## Goal
Pictures do not belong in the copy, so please give every entry below again exactly.

## Given information
* * * * * * * * *
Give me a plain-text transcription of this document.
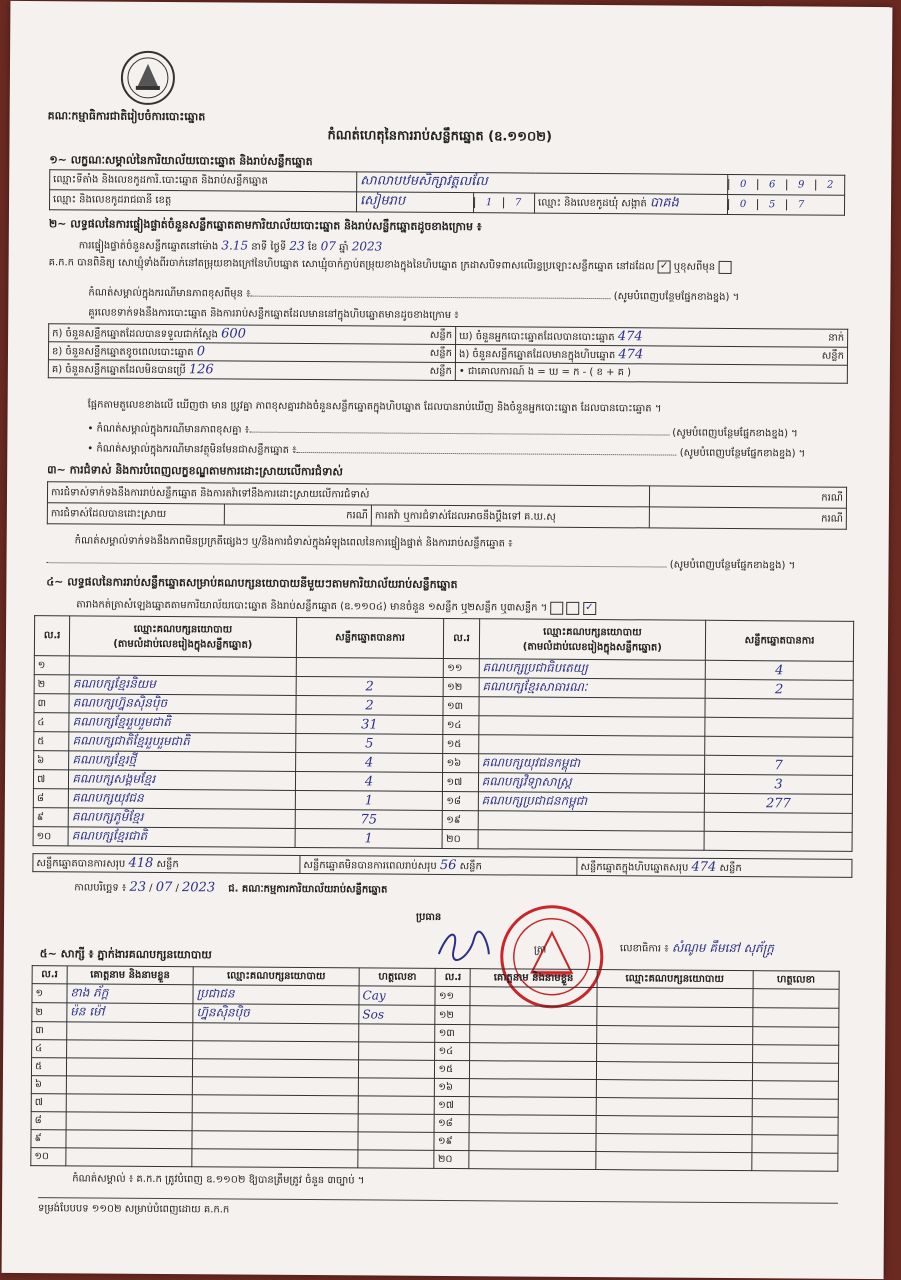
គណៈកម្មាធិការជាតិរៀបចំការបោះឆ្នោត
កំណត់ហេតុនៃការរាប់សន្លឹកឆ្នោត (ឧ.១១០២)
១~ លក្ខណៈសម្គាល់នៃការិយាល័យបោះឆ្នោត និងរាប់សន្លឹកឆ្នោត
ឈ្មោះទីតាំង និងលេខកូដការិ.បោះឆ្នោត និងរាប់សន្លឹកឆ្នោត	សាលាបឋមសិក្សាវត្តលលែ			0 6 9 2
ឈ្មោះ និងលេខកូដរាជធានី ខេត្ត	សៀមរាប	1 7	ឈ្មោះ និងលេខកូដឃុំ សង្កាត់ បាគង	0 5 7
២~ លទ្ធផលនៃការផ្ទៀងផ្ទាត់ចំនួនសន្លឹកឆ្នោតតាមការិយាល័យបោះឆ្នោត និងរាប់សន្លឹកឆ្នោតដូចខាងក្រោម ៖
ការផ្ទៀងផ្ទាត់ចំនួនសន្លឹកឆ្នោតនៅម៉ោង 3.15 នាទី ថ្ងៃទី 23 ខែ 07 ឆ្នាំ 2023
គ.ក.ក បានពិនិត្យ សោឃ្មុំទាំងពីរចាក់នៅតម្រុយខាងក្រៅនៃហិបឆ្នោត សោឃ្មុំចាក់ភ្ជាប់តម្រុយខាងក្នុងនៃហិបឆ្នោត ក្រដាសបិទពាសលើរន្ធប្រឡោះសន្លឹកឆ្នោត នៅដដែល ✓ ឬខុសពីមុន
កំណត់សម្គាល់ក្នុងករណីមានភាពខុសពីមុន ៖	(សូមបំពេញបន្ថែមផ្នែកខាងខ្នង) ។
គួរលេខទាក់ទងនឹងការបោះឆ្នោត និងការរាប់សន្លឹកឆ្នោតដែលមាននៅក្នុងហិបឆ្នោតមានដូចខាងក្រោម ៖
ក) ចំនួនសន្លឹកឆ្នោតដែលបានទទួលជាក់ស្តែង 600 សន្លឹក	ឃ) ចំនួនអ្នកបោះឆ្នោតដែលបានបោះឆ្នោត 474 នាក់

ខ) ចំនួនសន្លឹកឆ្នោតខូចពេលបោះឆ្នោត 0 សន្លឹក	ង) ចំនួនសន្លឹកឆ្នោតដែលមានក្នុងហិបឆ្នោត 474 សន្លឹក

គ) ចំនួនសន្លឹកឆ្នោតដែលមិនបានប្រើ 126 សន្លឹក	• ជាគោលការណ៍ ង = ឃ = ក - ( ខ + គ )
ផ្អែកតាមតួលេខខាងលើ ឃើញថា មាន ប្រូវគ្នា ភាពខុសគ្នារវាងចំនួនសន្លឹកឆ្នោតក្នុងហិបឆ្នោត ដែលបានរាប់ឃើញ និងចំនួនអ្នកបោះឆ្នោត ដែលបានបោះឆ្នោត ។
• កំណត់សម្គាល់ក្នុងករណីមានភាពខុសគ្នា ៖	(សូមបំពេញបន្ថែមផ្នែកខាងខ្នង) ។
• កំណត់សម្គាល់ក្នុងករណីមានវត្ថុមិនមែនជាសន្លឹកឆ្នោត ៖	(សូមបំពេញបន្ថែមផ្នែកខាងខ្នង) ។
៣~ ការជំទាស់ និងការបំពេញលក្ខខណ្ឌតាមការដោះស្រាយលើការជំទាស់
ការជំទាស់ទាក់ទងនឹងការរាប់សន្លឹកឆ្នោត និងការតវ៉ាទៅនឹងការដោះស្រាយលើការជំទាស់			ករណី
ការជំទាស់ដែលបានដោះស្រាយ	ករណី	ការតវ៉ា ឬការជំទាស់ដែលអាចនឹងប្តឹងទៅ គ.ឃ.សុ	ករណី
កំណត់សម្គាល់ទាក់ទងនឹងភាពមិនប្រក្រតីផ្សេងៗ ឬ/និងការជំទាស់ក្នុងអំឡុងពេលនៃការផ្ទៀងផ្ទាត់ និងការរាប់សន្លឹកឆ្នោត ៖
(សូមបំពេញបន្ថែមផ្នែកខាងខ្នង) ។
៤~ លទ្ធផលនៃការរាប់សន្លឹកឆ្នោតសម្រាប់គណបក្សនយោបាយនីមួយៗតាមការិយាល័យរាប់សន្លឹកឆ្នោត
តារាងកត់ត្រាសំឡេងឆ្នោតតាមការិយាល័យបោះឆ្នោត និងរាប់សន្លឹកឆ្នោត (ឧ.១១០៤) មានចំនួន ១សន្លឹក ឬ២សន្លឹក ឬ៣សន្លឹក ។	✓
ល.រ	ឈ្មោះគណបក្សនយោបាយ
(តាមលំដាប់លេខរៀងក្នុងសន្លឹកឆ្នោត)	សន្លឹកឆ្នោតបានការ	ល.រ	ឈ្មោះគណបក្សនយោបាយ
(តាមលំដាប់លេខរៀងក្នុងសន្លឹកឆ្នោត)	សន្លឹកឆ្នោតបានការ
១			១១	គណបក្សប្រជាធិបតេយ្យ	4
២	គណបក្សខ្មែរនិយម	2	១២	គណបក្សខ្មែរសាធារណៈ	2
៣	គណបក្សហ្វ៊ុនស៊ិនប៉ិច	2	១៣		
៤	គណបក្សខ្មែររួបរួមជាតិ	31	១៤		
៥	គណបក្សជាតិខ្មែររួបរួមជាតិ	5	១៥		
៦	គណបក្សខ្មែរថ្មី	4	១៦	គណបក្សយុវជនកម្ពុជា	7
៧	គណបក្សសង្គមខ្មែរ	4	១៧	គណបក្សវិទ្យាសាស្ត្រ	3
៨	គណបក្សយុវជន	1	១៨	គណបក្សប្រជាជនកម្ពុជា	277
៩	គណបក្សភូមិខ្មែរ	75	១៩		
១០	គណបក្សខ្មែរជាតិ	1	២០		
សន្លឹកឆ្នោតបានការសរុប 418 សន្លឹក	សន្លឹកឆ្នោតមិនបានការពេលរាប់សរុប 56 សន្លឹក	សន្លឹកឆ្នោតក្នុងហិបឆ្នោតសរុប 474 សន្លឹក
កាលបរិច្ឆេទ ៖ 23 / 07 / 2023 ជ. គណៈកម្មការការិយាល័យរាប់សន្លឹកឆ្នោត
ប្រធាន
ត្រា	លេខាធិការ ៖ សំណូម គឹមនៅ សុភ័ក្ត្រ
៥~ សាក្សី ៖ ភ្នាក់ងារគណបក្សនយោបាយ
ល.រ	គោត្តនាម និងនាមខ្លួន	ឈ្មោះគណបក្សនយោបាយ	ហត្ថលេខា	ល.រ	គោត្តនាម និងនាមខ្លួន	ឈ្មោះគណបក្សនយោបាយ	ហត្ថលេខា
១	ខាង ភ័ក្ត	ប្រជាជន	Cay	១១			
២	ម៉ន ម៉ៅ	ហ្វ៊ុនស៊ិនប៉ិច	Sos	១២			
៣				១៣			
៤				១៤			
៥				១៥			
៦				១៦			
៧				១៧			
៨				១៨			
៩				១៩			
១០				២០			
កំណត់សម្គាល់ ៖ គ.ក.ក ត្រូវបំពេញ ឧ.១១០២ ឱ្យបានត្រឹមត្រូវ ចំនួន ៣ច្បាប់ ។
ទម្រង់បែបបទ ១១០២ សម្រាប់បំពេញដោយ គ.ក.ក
* * * * * * * * *
## Exercise result
Give me a plain-text transcription of this document.
គណៈកម្មាធិការជាតិរៀបចំការបោះឆ្នោត
កំណត់ហេតុនៃការរាប់សន្លឹកឆ្នោត (ឧ.១១០២)
១~ លក្ខណៈសម្គាល់នៃការិយាល័យបោះឆ្នោត និងរាប់សន្លឹកឆ្នោត
ឈ្មោះទីតាំង និងលេខកូដការិ.បោះឆ្នោត និងរាប់សន្លឹកឆ្នោត	សាលាបឋមសិក្សាវត្តលលែ			0 6 9 2
ឈ្មោះ និងលេខកូដរាជធានី ខេត្ត	សៀមរាប	1 7	ឈ្មោះ និងលេខកូដឃុំ សង្កាត់ បាគង	0 5 7
២~ លទ្ធផលនៃការផ្ទៀងផ្ទាត់ចំនួនសន្លឹកឆ្នោតតាមការិយាល័យបោះឆ្នោត និងរាប់សន្លឹកឆ្នោតដូចខាងក្រោម ៖
ការផ្ទៀងផ្ទាត់ចំនួនសន្លឹកឆ្នោតនៅម៉ោង 3.15 នាទី ថ្ងៃទី 23 ខែ 07 ឆ្នាំ 2023
គ.ក.ក បានពិនិត្យ សោឃ្មុំទាំងពីរចាក់នៅតម្រុយខាងក្រៅនៃហិបឆ្នោត សោឃ្មុំចាក់ភ្ជាប់តម្រុយខាងក្នុងនៃហិបឆ្នោត ក្រដាសបិទពាសលើរន្ធប្រឡោះសន្លឹកឆ្នោត នៅដដែល ✓ ឬខុសពីមុន
កំណត់សម្គាល់ក្នុងករណីមានភាពខុសពីមុន ៖	(សូមបំពេញបន្ថែមផ្នែកខាងខ្នង) ។
គួរលេខទាក់ទងនឹងការបោះឆ្នោត និងការរាប់សន្លឹកឆ្នោតដែលមាននៅក្នុងហិបឆ្នោតមានដូចខាងក្រោម ៖
ក) ចំនួនសន្លឹកឆ្នោតដែលបានទទួលជាក់ស្តែង 600 សន្លឹក	ឃ) ចំនួនអ្នកបោះឆ្នោតដែលបានបោះឆ្នោត 474 នាក់

ខ) ចំនួនសន្លឹកឆ្នោតខូចពេលបោះឆ្នោត 0 សន្លឹក	ង) ចំនួនសន្លឹកឆ្នោតដែលមានក្នុងហិបឆ្នោត 474 សន្លឹក

គ) ចំនួនសន្លឹកឆ្នោតដែលមិនបានប្រើ 126 សន្លឹក	• ជាគោលការណ៍ ង = ឃ = ក - ( ខ + គ )
ផ្អែកតាមតួលេខខាងលើ ឃើញថា មាន ប្រូវគ្នា ភាពខុសគ្នារវាងចំនួនសន្លឹកឆ្នោតក្នុងហិបឆ្នោត ដែលបានរាប់ឃើញ និងចំនួនអ្នកបោះឆ្នោត ដែលបានបោះឆ្នោត ។
• កំណត់សម្គាល់ក្នុងករណីមានភាពខុសគ្នា ៖	(សូមបំពេញបន្ថែមផ្នែកខាងខ្នង) ។
• កំណត់សម្គាល់ក្នុងករណីមានវត្ថុមិនមែនជាសន្លឹកឆ្នោត ៖	(សូមបំពេញបន្ថែមផ្នែកខាងខ្នង) ។
៣~ ការជំទាស់ និងការបំពេញលក្ខខណ្ឌតាមការដោះស្រាយលើការជំទាស់
ការជំទាស់ទាក់ទងនឹងការរាប់សន្លឹកឆ្នោត និងការតវ៉ាទៅនឹងការដោះស្រាយលើការជំទាស់			ករណី
ការជំទាស់ដែលបានដោះស្រាយ	ករណី	ការតវ៉ា ឬការជំទាស់ដែលអាចនឹងប្តឹងទៅ គ.ឃ.សុ	ករណី
កំណត់សម្គាល់ទាក់ទងនឹងភាពមិនប្រក្រតីផ្សេងៗ ឬ/និងការជំទាស់ក្នុងអំឡុងពេលនៃការផ្ទៀងផ្ទាត់ និងការរាប់សន្លឹកឆ្នោត ៖
(សូមបំពេញបន្ថែមផ្នែកខាងខ្នង) ។
៤~ លទ្ធផលនៃការរាប់សន្លឹកឆ្នោតសម្រាប់គណបក្សនយោបាយនីមួយៗតាមការិយាល័យរាប់សន្លឹកឆ្នោត
តារាងកត់ត្រាសំឡេងឆ្នោតតាមការិយាល័យបោះឆ្នោត និងរាប់សន្លឹកឆ្នោត (ឧ.១១០៤) មានចំនួន ១សន្លឹក ឬ២សន្លឹក ឬ៣សន្លឹក ។	✓
ល.រ	ឈ្មោះគណបក្សនយោបាយ
(តាមលំដាប់លេខរៀងក្នុងសន្លឹកឆ្នោត)	សន្លឹកឆ្នោតបានការ	ល.រ	ឈ្មោះគណបក្សនយោបាយ
(តាមលំដាប់លេខរៀងក្នុងសន្លឹកឆ្នោត)	សន្លឹកឆ្នោតបានការ
១			១១	គណបក្សប្រជាធិបតេយ្យ	4
២	គណបក្សខ្មែរនិយម	2	១២	គណបក្សខ្មែរសាធារណៈ	2
៣	គណបក្សហ្វ៊ុនស៊ិនប៉ិច	2	១៣		
៤	គណបក្សខ្មែររួបរួមជាតិ	31	១៤		
៥	គណបក្សជាតិខ្មែររួបរួមជាតិ	5	១៥		
៦	គណបក្សខ្មែរថ្មី	4	១៦	គណបក្សយុវជនកម្ពុជា	7
៧	គណបក្សសង្គមខ្មែរ	4	១៧	គណបក្សវិទ្យាសាស្ត្រ	3
៨	គណបក្សយុវជន	1	១៨	គណបក្សប្រជាជនកម្ពុជា	277
៩	គណបក្សភូមិខ្មែរ	75	១៩		
១០	គណបក្សខ្មែរជាតិ	1	២០		
សន្លឹកឆ្នោតបានការសរុប 418 សន្លឹក	សន្លឹកឆ្នោតមិនបានការពេលរាប់សរុប 56 សន្លឹក	សន្លឹកឆ្នោតក្នុងហិបឆ្នោតសរុប 474 សន្លឹក
កាលបរិច្ឆេទ ៖ 23 / 07 / 2023 ជ. គណៈកម្មការការិយាល័យរាប់សន្លឹកឆ្នោត
ប្រធាន
ត្រា	លេខាធិការ ៖ សំណូម គឹមនៅ សុភ័ក្ត្រ
៥~ សាក្សី ៖ ភ្នាក់ងារគណបក្សនយោបាយ
ល.រ	គោត្តនាម និងនាមខ្លួន	ឈ្មោះគណបក្សនយោបាយ	ហត្ថលេខា	ល.រ	គោត្តនាម និងនាមខ្លួន	ឈ្មោះគណបក្សនយោបាយ	ហត្ថលេខា
១	ខាង ភ័ក្ត	ប្រជាជន	Cay	១១			
២	ម៉ន ម៉ៅ	ហ្វ៊ុនស៊ិនប៉ិច	Sos	១២			
៣				១៣			
៤				១៤			
៥				១៥			
៦				១៦			
៧				១៧			
៨				១៨			
៩				១៩			
១០				២០			
កំណត់សម្គាល់ ៖ គ.ក.ក ត្រូវបំពេញ ឧ.១១០២ ឱ្យបានត្រឹមត្រូវ ចំនួន ៣ច្បាប់ ។
ទម្រង់បែបបទ ១១០២ សម្រាប់បំពេញដោយ គ.ក.ក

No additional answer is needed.